### GIVEN REQUEST
Which lines include the word "Facility"? Copy each of them.

### DATA PROVIDED
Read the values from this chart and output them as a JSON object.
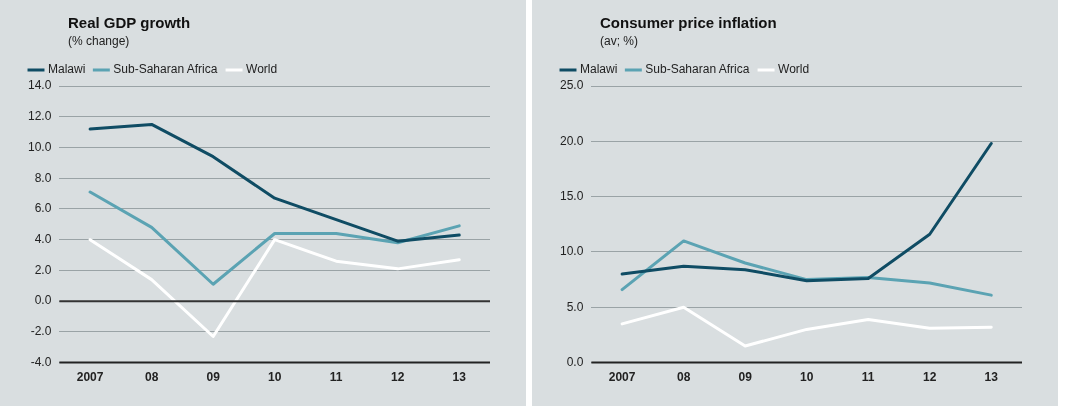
{
  "chart_data": [
    {
      "type": "line",
      "title": "Real GDP growth",
      "subtitle": "(% change)",
      "categories": [
        "2007",
        "08",
        "09",
        "10",
        "11",
        "12",
        "13"
      ],
      "series": [
        {
          "name": "Malawi",
          "color": "#0f4c64",
          "values": [
            11.2,
            11.5,
            9.4,
            6.7,
            5.3,
            3.9,
            4.3
          ]
        },
        {
          "name": "Sub-Saharan Africa",
          "color": "#5ba3b3",
          "values": [
            7.1,
            4.8,
            1.1,
            4.4,
            4.4,
            3.8,
            4.9
          ]
        },
        {
          "name": "World",
          "color": "#ffffff",
          "values": [
            4.0,
            1.4,
            -2.3,
            4.0,
            2.6,
            2.1,
            2.7
          ]
        }
      ],
      "ylim": [
        -4,
        14
      ],
      "yticks": [
        {
          "value": -4,
          "label": "-4.0"
        },
        {
          "value": -2,
          "label": "-2.0"
        },
        {
          "value": 0,
          "label": "0.0"
        },
        {
          "value": 2,
          "label": "2.0"
        },
        {
          "value": 4,
          "label": "4.0"
        },
        {
          "value": 6,
          "label": "6.0"
        },
        {
          "value": 8,
          "label": "8.0"
        },
        {
          "value": 10,
          "label": "10.0"
        },
        {
          "value": 12,
          "label": "12.0"
        },
        {
          "value": 14,
          "label": "14.0"
        }
      ],
      "ref_lines": [
        {
          "axis": "y",
          "value": 0,
          "color": "#333333"
        }
      ],
      "grid": "y",
      "legend": "top left",
      "marker": "none",
      "line_style": "solid"
    },
    {
      "type": "line",
      "title": "Consumer price inflation",
      "subtitle": "(av; %)",
      "categories": [
        "2007",
        "08",
        "09",
        "10",
        "11",
        "12",
        "13"
      ],
      "series": [
        {
          "name": "Malawi",
          "color": "#0f4c64",
          "values": [
            8.0,
            8.7,
            8.4,
            7.4,
            7.6,
            11.6,
            19.8
          ]
        },
        {
          "name": "Sub-Saharan Africa",
          "color": "#5ba3b3",
          "values": [
            6.6,
            11.0,
            9.0,
            7.5,
            7.7,
            7.2,
            6.1
          ]
        },
        {
          "name": "World",
          "color": "#ffffff",
          "values": [
            3.5,
            5.0,
            1.5,
            3.0,
            3.9,
            3.1,
            3.2
          ]
        }
      ],
      "ylim": [
        0,
        25
      ],
      "yticks": [
        {
          "value": 0,
          "label": "0.0"
        },
        {
          "value": 5,
          "label": "5.0"
        },
        {
          "value": 10,
          "label": "10.0"
        },
        {
          "value": 15,
          "label": "15.0"
        },
        {
          "value": 20,
          "label": "20.0"
        },
        {
          "value": 25,
          "label": "25.0"
        }
      ],
      "grid": "y",
      "legend": "top left",
      "marker": "none",
      "line_style": "solid"
    }
  ]
}
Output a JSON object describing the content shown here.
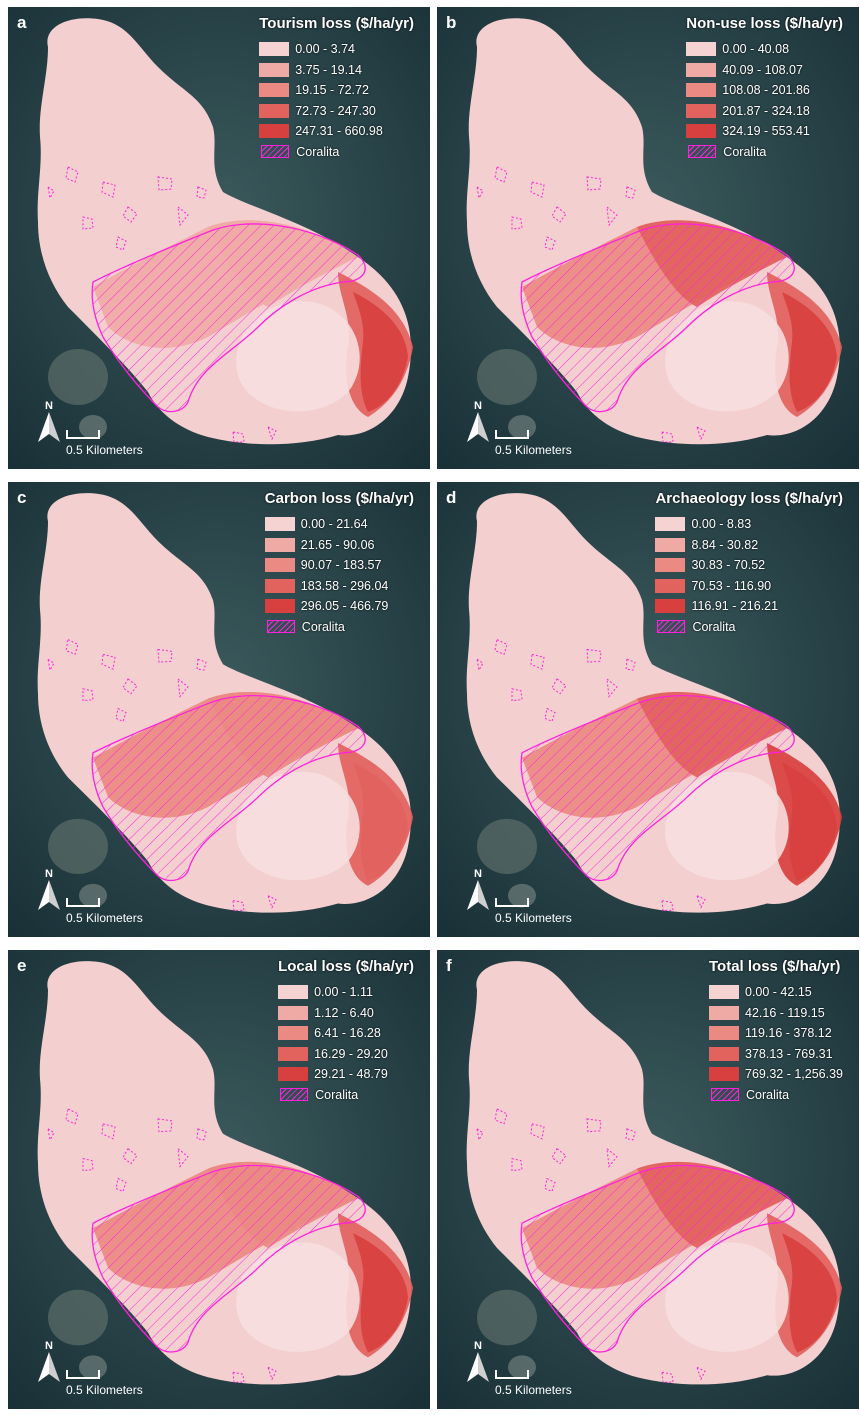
{
  "colors": {
    "sea": "#1f3d44",
    "island": "#f4cfcf",
    "class1": "#f6d3d3",
    "class2": "#f0aaa6",
    "class3": "#ea8a82",
    "class4": "#e2625e",
    "class5": "#d8403f",
    "coralita": "#ff22dd"
  },
  "map_common": {
    "north_label": "N",
    "scale_label": "0.5 Kilometers",
    "coralita_label": "Coralita"
  },
  "panels": [
    {
      "letter": "a",
      "title": "Tourism loss ($/ha/yr)",
      "classes": [
        "0.00 - 3.74",
        "3.75 - 19.14",
        "19.15 - 72.72",
        "72.73 - 247.30",
        "247.31 - 660.98"
      ]
    },
    {
      "letter": "b",
      "title": "Non-use loss ($/ha/yr)",
      "classes": [
        "0.00 - 40.08",
        "40.09 - 108.07",
        "108.08 - 201.86",
        "201.87 - 324.18",
        "324.19 - 553.41"
      ]
    },
    {
      "letter": "c",
      "title": "Carbon loss ($/ha/yr)",
      "classes": [
        "0.00 - 21.64",
        "21.65 - 90.06",
        "90.07 - 183.57",
        "183.58 - 296.04",
        "296.05 - 466.79"
      ]
    },
    {
      "letter": "d",
      "title": "Archaeology loss ($/ha/yr)",
      "classes": [
        "0.00 - 8.83",
        "8.84 - 30.82",
        "30.83 - 70.52",
        "70.53 - 116.90",
        "116.91 - 216.21"
      ]
    },
    {
      "letter": "e",
      "title": "Local loss ($/ha/yr)",
      "classes": [
        "0.00 - 1.11",
        "1.12 - 6.40",
        "6.41 - 16.28",
        "16.29 - 29.20",
        "29.21 - 48.79"
      ]
    },
    {
      "letter": "f",
      "title": "Total loss ($/ha/yr)",
      "classes": [
        "0.00 - 42.15",
        "42.16 - 119.15",
        "119.16 - 378.12",
        "378.13 - 769.31",
        "769.32 - 1,256.39"
      ]
    }
  ]
}
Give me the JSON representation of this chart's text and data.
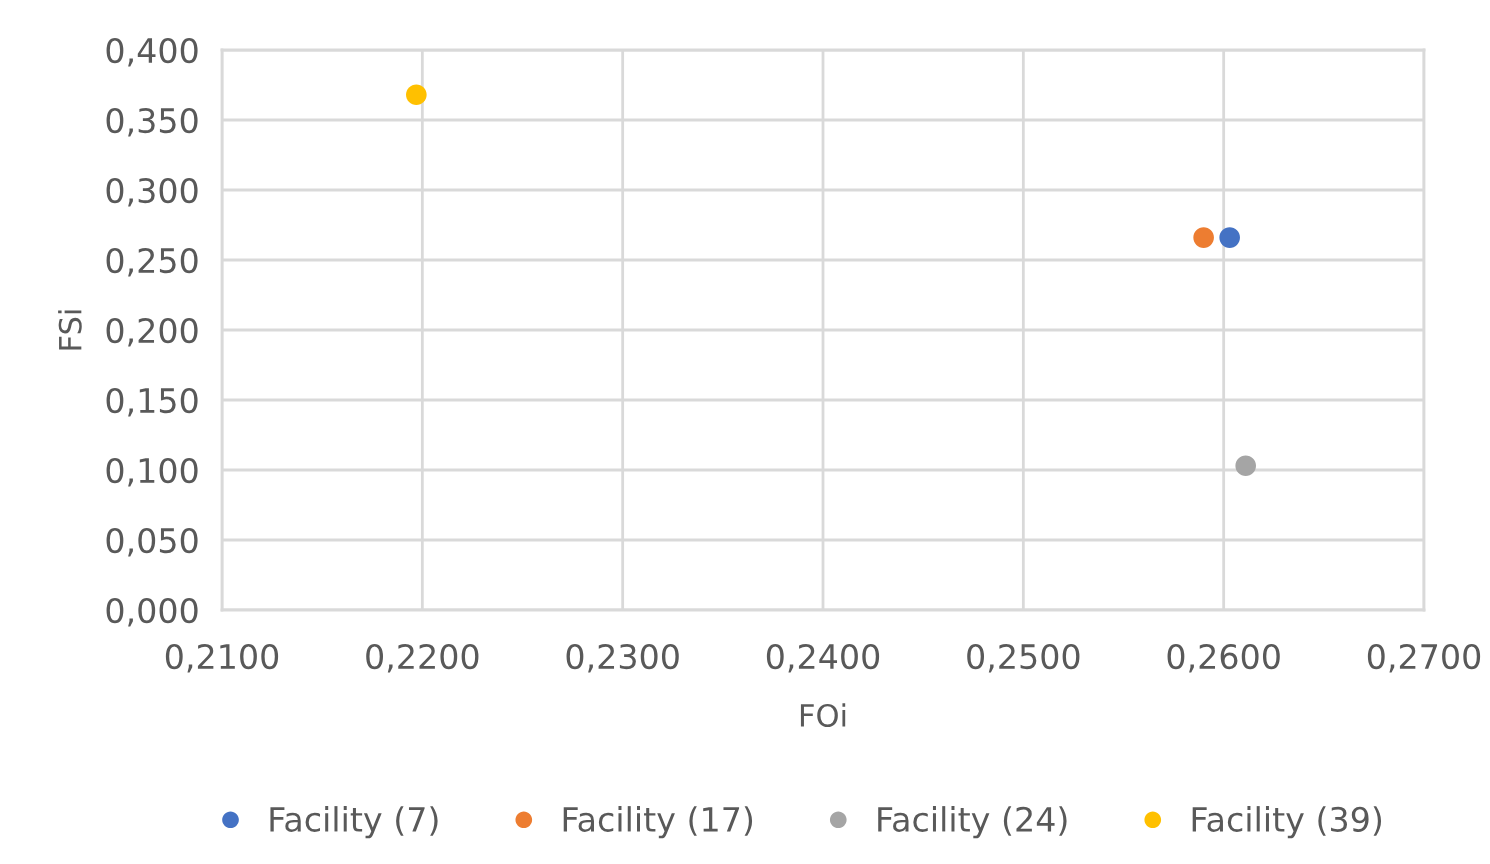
{
  "chart_data": {
    "type": "scatter",
    "xlabel": "FOi",
    "ylabel": "FSi",
    "series": [
      {
        "name": "Facility (7)",
        "color": "#4472c4",
        "x": [
          0.2603
        ],
        "values": [
          0.266
        ]
      },
      {
        "name": "Facility (17)",
        "color": "#ed7d31",
        "x": [
          0.259
        ],
        "values": [
          0.266
        ]
      },
      {
        "name": "Facility (24)",
        "color": "#a5a5a5",
        "x": [
          0.2611
        ],
        "values": [
          0.103
        ]
      },
      {
        "name": "Facility (39)",
        "color": "#ffc000",
        "x": [
          0.2197
        ],
        "values": [
          0.368
        ]
      }
    ],
    "xlim": [
      0.21,
      0.27
    ],
    "xticks": [
      {
        "value": 0.21,
        "label": "0,2100"
      },
      {
        "value": 0.22,
        "label": "0,2200"
      },
      {
        "value": 0.23,
        "label": "0,2300"
      },
      {
        "value": 0.24,
        "label": "0,2400"
      },
      {
        "value": 0.25,
        "label": "0,2500"
      },
      {
        "value": 0.26,
        "label": "0,2600"
      },
      {
        "value": 0.27,
        "label": "0,2700"
      }
    ],
    "ylim": [
      0,
      0.4
    ],
    "yticks": [
      {
        "value": 0,
        "label": "0,000"
      },
      {
        "value": 0.05,
        "label": "0,050"
      },
      {
        "value": 0.1,
        "label": "0,100"
      },
      {
        "value": 0.15,
        "label": "0,150"
      },
      {
        "value": 0.2,
        "label": "0,200"
      },
      {
        "value": 0.25,
        "label": "0,250"
      },
      {
        "value": 0.3,
        "label": "0,300"
      },
      {
        "value": 0.35,
        "label": "0,350"
      },
      {
        "value": 0.4,
        "label": "0,400"
      }
    ],
    "grid": true,
    "legend": "bottom",
    "marker": "circle"
  }
}
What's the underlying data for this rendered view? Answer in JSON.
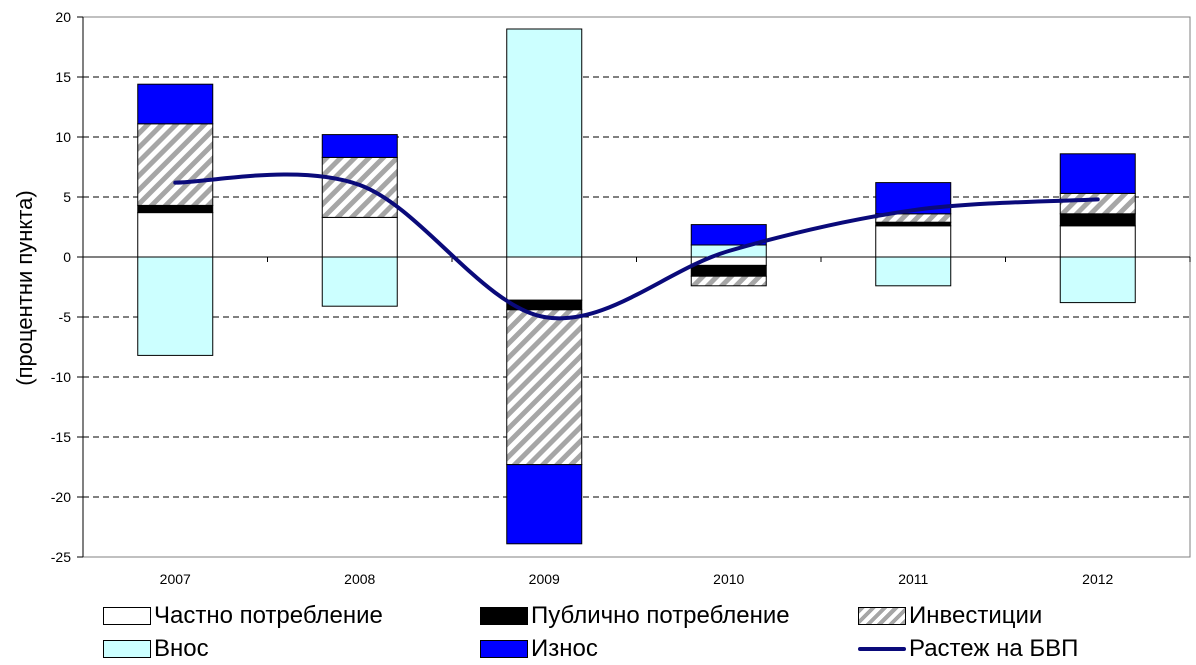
{
  "chart_data": {
    "type": "bar",
    "stacked": true,
    "categories": [
      "2007",
      "2008",
      "2009",
      "2010",
      "2011",
      "2012"
    ],
    "ylabel": "(процентни пункта)",
    "ylim": [
      -25,
      20
    ],
    "yticks": [
      20,
      15,
      10,
      5,
      0,
      -5,
      -10,
      -15,
      -20,
      -25
    ],
    "grid": "dashed-horizontal",
    "legend_position": "bottom",
    "series": [
      {
        "name": "Частно потребление",
        "key": "private",
        "color": "#ffffff",
        "pattern": "none",
        "values": [
          3.7,
          3.3,
          -3.6,
          -0.7,
          2.6,
          2.6
        ]
      },
      {
        "name": "Публично потребление",
        "key": "public",
        "color": "#000000",
        "pattern": "none",
        "values": [
          0.6,
          0.0,
          -0.8,
          -0.9,
          0.3,
          1.0
        ]
      },
      {
        "name": "Инвестиции",
        "key": "invest",
        "color": "#ffffff",
        "pattern": "hatch",
        "values": [
          6.8,
          5.0,
          -12.9,
          -0.8,
          0.7,
          1.7
        ]
      },
      {
        "name": "Внос",
        "key": "imports",
        "color": "#ccffff",
        "pattern": "none",
        "values": [
          -8.2,
          -4.1,
          19.0,
          1.0,
          -2.4,
          -3.8
        ]
      },
      {
        "name": "Износ",
        "key": "exports",
        "color": "#0000ff",
        "pattern": "none",
        "values": [
          3.3,
          1.9,
          -6.6,
          1.7,
          2.6,
          3.3
        ]
      }
    ],
    "line_series": {
      "name": "Растеж на БВП",
      "key": "gdp",
      "color": "#0a0a7a",
      "values": [
        6.2,
        6.0,
        -5.0,
        0.5,
        3.9,
        4.8
      ]
    }
  },
  "legend": {
    "items": [
      {
        "label": "Частно потребление",
        "swatch": "private"
      },
      {
        "label": "Публично потребление",
        "swatch": "public"
      },
      {
        "label": "Инвестиции",
        "swatch": "invest"
      },
      {
        "label": "Внос",
        "swatch": "imports"
      },
      {
        "label": "Износ",
        "swatch": "exports"
      },
      {
        "label": "Растеж на БВП",
        "swatch": "gdp"
      }
    ]
  }
}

### RIGHT ANSWER
        "name": "Facility (7)",
        "name": "Facility (17)",
        "name": "Facility (24)",
        "name": "Facility (39)",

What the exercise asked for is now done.